» Estratto del testo
● ● ● ●

Una comunità che vive in un territorio ristretto come quello che si trova tra il fiume Giordano e il mare Mediterraneo, pieno di armi e di uomini che si odiano reciprocamente dell’odio inevitabile che corre tra oppressi e oppressori, non può sopravvivere a lungo senza mettere in moto processi caotici che rendono la vita impossibile per tutti.
Il suprematismo israeliano è oggi minato, ancor più che dal pericolo armato delle formazioni di resistenza palestinese, dal caos mentale, e dall’orrore che non si può sopportare indefinitamente senza pagare conseguenze psico-politiche. Un episodio recente di cui non si è molto parlato sulla stampa italiana conferma questa ipotesi di un’implosione psichica in agguato.

● ● ● ●

» Obiettivo dell'esercizio
Prosegui il brano sul suprematismo israeliano dal punto in cui si interrompe. Le voci registrate non servono per svolgere l'esercizio.

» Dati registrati
● ● ● ●

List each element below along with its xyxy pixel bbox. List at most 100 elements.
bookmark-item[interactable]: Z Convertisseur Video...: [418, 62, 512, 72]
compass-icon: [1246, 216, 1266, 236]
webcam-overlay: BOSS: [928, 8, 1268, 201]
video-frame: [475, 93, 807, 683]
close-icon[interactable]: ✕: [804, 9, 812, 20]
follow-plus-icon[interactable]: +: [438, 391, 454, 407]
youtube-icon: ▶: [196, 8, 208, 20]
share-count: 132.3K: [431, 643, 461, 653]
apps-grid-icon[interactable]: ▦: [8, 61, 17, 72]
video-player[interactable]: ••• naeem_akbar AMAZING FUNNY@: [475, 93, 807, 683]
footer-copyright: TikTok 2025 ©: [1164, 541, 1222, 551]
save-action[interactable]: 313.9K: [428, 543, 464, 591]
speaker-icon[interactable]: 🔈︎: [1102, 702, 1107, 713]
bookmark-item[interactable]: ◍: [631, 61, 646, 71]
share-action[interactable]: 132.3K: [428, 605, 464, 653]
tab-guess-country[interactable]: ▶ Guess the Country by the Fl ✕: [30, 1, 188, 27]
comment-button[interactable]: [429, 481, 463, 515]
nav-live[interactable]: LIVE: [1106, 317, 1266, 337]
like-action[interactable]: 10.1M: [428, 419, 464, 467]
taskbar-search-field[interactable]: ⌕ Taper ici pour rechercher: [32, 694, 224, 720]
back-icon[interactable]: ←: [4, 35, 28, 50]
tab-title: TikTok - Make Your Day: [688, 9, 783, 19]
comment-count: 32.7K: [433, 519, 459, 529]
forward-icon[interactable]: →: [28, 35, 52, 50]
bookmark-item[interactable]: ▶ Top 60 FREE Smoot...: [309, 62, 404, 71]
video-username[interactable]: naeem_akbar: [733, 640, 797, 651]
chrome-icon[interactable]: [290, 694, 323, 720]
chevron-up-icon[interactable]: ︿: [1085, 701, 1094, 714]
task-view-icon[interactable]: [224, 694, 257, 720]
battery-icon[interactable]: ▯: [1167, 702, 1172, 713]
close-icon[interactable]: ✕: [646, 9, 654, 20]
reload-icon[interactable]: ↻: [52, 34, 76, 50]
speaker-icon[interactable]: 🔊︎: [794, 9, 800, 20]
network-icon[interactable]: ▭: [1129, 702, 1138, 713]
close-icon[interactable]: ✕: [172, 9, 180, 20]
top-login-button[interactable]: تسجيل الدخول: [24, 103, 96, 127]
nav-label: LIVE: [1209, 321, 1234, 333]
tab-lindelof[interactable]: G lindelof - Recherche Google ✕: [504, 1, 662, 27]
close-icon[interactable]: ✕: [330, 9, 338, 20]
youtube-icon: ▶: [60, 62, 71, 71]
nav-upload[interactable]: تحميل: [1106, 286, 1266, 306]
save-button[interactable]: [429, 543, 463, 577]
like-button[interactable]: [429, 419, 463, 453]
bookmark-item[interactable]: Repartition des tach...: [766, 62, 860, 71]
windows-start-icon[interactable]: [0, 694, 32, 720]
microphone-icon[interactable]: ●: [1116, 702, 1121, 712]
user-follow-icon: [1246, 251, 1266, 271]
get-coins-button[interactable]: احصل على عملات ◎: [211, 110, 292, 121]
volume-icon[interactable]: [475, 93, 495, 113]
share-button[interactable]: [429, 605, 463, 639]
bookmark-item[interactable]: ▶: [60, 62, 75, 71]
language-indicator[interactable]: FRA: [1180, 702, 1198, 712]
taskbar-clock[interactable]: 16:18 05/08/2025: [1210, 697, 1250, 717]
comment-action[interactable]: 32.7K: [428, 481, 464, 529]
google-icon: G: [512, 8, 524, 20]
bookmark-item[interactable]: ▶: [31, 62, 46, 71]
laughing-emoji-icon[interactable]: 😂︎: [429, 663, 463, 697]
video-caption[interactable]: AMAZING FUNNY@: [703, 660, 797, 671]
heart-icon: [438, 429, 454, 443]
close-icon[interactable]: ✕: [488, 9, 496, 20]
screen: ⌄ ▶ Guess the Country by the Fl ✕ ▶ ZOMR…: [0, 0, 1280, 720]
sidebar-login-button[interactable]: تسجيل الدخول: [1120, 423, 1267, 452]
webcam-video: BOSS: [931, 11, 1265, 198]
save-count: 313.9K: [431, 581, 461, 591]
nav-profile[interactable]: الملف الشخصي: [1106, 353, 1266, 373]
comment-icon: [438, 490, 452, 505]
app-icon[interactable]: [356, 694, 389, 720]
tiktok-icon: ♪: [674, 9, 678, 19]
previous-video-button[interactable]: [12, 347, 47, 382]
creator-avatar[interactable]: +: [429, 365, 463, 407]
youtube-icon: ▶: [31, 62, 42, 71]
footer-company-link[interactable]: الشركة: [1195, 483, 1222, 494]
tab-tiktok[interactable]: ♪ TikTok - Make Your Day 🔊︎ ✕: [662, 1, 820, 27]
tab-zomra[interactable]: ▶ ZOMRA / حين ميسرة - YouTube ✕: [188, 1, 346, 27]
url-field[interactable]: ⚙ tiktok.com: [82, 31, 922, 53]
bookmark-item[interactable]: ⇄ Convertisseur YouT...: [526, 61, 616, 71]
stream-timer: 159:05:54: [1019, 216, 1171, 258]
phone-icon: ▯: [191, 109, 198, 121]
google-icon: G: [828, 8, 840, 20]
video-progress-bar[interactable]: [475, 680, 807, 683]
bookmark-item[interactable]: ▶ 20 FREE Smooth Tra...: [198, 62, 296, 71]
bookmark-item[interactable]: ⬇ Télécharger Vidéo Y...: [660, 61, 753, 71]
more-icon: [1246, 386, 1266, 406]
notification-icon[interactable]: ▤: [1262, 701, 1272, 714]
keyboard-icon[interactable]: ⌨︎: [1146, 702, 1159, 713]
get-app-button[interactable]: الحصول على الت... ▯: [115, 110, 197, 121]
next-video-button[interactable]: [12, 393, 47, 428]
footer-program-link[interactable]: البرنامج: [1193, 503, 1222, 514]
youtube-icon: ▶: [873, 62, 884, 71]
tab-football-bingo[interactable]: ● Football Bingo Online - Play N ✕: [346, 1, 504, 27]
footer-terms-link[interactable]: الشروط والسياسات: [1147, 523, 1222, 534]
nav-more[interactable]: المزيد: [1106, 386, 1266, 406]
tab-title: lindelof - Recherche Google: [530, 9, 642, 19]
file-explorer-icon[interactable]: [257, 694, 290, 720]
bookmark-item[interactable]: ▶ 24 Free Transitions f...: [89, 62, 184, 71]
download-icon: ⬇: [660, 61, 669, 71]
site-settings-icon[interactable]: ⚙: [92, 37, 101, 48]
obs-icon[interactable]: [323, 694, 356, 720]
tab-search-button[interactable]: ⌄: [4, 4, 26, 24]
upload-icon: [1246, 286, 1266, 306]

● ● ● ●

» Risultato del compito
Il 30 novembre, a una fermata dell’autobus di Gerusalemme due palestinesi uscirono da un’auto e cominciarono a sparare sulla folla, uccidendo tre persone. A quel punto da un’auto di passaggio salta fuori un giovane di nome Yuval Castleman, ex poliziotto, naturalmente armato. Castleman fece fuoco con la sua pistola contro i due palestinesi, uccidendoli entrambi (le informazioni su questo episodio vengono dal Guardian: Backlash grows over police shooting of Israeli civilian after Jerusalem attack).
Un video mostra che a quel punto due soldati in uniforme escono da un’auto rossa e afferrano le loro armi. Un riservista dell’esercito israeliano, scambiando Castleman per un aggressore comincia a sparare verso di lui, pensando che sia un terrorista. Quando Yuval Castleman si rende conto della situazione, apre la giacca, si getta in ginocchio e alza le mani perché possano vedere che non è più armato, secondo la ricostruzione compiuta da un amico del povero Castleman, di nome Itkovich. Castleman grida in Hebrew, e grida: sono un israeliano. Tira fuori il portafoglio, per identificarsi, ma quelli gli sparano senza ascoltar ragioni. Poco dopo Castleman muore al centro medico Shaare Zedek.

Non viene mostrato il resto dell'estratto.